#### PASSAGE TO READ:
━━━━━━━━━━
If I should have company, all I have to do is put a few berries on the side and sprinkle some confectioner’s sugar on top or a dollop of whipped cream. It can fit any occasion. There is one last reason for our Colorado readers – it’s already adjusted for high altitudes.

You will need:

1 ¼ cups of A.P. Flour                      ½  cup of Cocoa

1 cup of Sugar                                   ½ cup of boiling Water

¼ tsp. of Salt                                      1/3 cup of Canola Oil

1 tsp. Baking Soda                            1 tsp. of Vanilla

1 Tbs. Instant Coffee Granules       ½ cup of milk

½ tsp. of Vinegar

1 egg

Preparation:

1. Preheat your oven to 350 degrees.

2. Coat an 8”X8” square pan or one 9” round pan with butter, shortening or spray, then dust it with flour.

3. Boil the water.

Mix:

 1. Combine all the dry ingredients, except the cocoa, in a mixer bowl and stir it once or twice.

2.  In a separate bowl, put the ½ cup of cocoa then add the ½ cup of boiling water and stir with a whisk until it is dissolved. Through research and experimentation I found out that you can get a more intense chocolate flavor by dissolving the cocoa in water rather than adding it dry to the mixture. This is doubly good because I could cut back on the amount of cocoa and still get the same flavor as ½ cup plus 1 tablespoon of cocoa. Why would I want to cut back on the cocoa? Because the more cocoa you use, the dryer your cake will be.
━━━━━━━━━━
#### EXTRACTED INFORMATION:
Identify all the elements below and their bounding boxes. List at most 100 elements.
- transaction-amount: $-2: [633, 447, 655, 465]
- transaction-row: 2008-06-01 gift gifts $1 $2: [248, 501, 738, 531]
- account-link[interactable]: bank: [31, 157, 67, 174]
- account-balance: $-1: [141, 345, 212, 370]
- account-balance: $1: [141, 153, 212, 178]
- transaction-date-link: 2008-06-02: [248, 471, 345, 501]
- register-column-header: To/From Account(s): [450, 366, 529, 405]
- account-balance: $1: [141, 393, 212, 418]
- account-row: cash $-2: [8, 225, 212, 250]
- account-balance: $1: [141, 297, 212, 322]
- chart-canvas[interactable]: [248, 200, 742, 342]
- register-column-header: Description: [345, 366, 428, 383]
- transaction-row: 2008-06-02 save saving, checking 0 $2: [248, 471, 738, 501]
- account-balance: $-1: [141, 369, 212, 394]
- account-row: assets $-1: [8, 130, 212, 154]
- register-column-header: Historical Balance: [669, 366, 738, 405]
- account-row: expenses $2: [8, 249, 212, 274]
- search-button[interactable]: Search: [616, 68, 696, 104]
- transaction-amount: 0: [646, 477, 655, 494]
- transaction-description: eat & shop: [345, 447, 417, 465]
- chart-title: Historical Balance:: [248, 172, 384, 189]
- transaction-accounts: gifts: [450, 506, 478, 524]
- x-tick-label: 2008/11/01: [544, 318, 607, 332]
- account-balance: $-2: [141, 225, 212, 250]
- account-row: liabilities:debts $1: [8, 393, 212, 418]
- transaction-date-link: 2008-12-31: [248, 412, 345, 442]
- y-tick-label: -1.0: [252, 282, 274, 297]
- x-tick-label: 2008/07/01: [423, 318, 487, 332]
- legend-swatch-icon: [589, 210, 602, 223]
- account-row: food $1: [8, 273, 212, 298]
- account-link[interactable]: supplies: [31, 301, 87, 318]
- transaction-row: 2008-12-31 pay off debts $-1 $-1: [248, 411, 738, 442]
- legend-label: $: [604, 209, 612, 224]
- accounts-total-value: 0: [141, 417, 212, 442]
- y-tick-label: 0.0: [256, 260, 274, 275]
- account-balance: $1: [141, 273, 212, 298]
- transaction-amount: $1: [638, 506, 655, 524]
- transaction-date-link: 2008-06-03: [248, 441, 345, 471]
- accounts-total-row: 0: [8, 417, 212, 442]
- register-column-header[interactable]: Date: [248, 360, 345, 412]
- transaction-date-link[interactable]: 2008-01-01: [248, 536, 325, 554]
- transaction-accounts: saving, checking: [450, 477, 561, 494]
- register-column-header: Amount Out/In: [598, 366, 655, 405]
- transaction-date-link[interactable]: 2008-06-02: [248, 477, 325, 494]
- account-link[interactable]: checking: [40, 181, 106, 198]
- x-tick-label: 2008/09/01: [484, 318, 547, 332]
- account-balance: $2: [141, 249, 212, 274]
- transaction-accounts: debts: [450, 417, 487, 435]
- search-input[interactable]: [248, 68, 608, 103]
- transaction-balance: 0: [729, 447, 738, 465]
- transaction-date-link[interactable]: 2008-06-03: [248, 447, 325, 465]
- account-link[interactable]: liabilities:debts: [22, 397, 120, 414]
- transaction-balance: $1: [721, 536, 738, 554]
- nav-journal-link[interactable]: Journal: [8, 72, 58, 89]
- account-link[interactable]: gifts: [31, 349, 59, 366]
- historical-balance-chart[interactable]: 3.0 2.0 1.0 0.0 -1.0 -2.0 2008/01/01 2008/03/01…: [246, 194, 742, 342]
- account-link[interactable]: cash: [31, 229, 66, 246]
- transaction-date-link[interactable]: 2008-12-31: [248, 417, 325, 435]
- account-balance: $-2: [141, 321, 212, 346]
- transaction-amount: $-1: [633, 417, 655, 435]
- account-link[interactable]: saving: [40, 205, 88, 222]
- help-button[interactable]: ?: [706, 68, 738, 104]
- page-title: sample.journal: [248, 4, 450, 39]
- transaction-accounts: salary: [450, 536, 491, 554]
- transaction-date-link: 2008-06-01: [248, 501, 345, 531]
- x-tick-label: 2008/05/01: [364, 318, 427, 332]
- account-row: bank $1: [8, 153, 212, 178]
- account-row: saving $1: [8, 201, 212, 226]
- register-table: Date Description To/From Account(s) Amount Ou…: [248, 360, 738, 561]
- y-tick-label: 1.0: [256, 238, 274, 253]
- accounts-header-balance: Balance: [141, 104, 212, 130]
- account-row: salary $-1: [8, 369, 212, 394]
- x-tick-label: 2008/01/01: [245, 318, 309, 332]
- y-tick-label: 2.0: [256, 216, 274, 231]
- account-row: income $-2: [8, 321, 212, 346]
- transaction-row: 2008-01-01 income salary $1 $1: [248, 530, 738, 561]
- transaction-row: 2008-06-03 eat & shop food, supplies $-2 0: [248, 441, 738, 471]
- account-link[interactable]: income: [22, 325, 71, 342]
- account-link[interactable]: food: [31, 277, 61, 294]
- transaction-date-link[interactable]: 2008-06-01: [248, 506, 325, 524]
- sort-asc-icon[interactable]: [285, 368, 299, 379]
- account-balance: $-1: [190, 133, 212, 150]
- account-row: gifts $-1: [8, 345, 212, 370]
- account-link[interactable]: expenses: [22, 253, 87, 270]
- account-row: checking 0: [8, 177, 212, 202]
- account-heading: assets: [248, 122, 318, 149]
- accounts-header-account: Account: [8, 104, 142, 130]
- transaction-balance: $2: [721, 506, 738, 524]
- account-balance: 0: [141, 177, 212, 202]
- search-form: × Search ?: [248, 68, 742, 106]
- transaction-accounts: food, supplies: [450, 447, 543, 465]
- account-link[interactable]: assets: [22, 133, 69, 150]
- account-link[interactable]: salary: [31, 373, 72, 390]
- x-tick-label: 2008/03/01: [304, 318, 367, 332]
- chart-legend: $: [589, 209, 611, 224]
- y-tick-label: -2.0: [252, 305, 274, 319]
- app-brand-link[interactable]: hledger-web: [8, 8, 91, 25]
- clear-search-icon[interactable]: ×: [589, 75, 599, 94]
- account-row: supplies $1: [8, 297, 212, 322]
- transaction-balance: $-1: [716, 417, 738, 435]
━━━━━━━━━━
#### REQUIREMENT 1:
Repeat everything in the cake recipe from "1. Combine all the" down to "cake will be.".
#### REQUIREMENT 2:
Rewrite the step of the cake recipe that begins "In a separate bowl" more briefly, keeping its main facts.
The listing has nothing to do with the cake recipe.

#### ANSWER 1:
1. Combine all the dry ingredients, except the cocoa, in a mixer bowl and stir it once or twice.

2.  In a separate bowl, put the ½ cup of cocoa then add the ½ cup of boiling water and stir with a whisk until it is dissolved. Through research and experimentation I found out that you can get a more intense chocolate flavor by dissolving the cocoa in water rather than adding it dry to the mixture. This is doubly good because I could cut back on the amount of cocoa and still get the same flavor as ½ cup plus 1 tablespoon of cocoa. Why would I want to cut back on the cocoa? Because the more cocoa you use, the dryer your cake will be.

#### ANSWER 2:
In a separate bowl, whisk the ½ cup of cocoa into the ½ cup of boiling water until it dissolves. Dissolving the cocoa in water instead of adding it dry gives a more intense chocolate flavor. Because of that, ½ cup tastes as strong as ½ cup plus 1 tablespoon. Using less cocoa is helpful because more cocoa makes a drier cake.